▸ EXERCISE OBJECTIVE
Extract from the listing each line in which the word "chevron" appears.

▸ RECORDS SHOWN

++++++++++++++++++++

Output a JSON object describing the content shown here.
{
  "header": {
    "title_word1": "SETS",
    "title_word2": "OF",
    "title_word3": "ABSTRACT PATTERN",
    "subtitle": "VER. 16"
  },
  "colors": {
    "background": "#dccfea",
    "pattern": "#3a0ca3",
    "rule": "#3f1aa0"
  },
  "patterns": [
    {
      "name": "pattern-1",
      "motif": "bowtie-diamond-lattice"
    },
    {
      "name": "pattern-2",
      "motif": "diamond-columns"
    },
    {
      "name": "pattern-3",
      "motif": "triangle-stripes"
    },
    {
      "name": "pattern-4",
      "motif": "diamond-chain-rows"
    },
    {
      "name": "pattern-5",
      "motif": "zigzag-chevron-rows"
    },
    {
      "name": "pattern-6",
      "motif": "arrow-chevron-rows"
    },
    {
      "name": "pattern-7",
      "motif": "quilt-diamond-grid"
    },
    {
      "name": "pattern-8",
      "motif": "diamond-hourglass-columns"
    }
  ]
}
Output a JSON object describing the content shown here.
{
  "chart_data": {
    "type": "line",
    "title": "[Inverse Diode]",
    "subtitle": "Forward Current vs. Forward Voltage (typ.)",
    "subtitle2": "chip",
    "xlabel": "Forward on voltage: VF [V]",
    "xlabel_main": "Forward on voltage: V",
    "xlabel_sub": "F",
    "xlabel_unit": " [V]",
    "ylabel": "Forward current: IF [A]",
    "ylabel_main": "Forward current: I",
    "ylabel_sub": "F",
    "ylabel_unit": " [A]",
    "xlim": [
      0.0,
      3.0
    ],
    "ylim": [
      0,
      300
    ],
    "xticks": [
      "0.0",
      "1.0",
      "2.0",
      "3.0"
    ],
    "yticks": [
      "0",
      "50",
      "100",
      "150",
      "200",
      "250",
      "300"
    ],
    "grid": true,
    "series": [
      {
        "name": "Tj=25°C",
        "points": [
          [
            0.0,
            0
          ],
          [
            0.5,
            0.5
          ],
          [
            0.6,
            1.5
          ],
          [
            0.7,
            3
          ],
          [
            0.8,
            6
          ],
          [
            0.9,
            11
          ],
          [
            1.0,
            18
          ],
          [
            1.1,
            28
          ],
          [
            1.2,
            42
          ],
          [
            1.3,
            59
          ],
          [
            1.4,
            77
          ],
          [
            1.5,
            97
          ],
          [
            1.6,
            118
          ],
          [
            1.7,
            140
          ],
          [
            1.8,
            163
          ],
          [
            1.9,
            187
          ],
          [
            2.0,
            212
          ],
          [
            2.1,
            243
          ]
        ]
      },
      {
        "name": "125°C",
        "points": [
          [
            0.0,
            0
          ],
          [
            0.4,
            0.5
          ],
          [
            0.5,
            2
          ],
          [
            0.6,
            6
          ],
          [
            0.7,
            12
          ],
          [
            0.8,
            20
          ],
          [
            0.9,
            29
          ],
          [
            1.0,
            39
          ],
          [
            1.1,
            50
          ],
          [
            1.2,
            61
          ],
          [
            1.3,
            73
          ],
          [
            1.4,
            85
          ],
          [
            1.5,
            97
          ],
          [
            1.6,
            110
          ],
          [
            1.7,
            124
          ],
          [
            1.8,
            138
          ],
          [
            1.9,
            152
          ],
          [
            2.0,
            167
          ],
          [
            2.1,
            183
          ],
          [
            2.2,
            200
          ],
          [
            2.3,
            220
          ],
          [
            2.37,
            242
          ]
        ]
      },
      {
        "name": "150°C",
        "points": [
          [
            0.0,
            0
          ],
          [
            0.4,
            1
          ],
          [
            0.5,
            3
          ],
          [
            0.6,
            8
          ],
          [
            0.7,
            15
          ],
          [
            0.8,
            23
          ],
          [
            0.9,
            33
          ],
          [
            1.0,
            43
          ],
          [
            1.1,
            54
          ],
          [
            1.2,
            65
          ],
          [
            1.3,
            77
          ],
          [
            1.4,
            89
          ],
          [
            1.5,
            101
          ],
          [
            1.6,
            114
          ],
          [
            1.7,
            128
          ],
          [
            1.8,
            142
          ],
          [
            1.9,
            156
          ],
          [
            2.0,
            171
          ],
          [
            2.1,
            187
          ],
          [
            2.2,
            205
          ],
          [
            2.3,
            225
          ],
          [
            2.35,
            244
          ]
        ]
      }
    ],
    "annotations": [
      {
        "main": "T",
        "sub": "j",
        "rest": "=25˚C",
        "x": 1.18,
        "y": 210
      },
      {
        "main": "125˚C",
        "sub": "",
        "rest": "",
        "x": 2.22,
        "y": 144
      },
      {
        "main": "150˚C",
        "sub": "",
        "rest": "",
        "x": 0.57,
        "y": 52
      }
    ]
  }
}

++++++++++++++++++++

▸ COMPLETE ANSWER
      "motif": "zigzag-chevron-rows"
      "motif": "arrow-chevron-rows"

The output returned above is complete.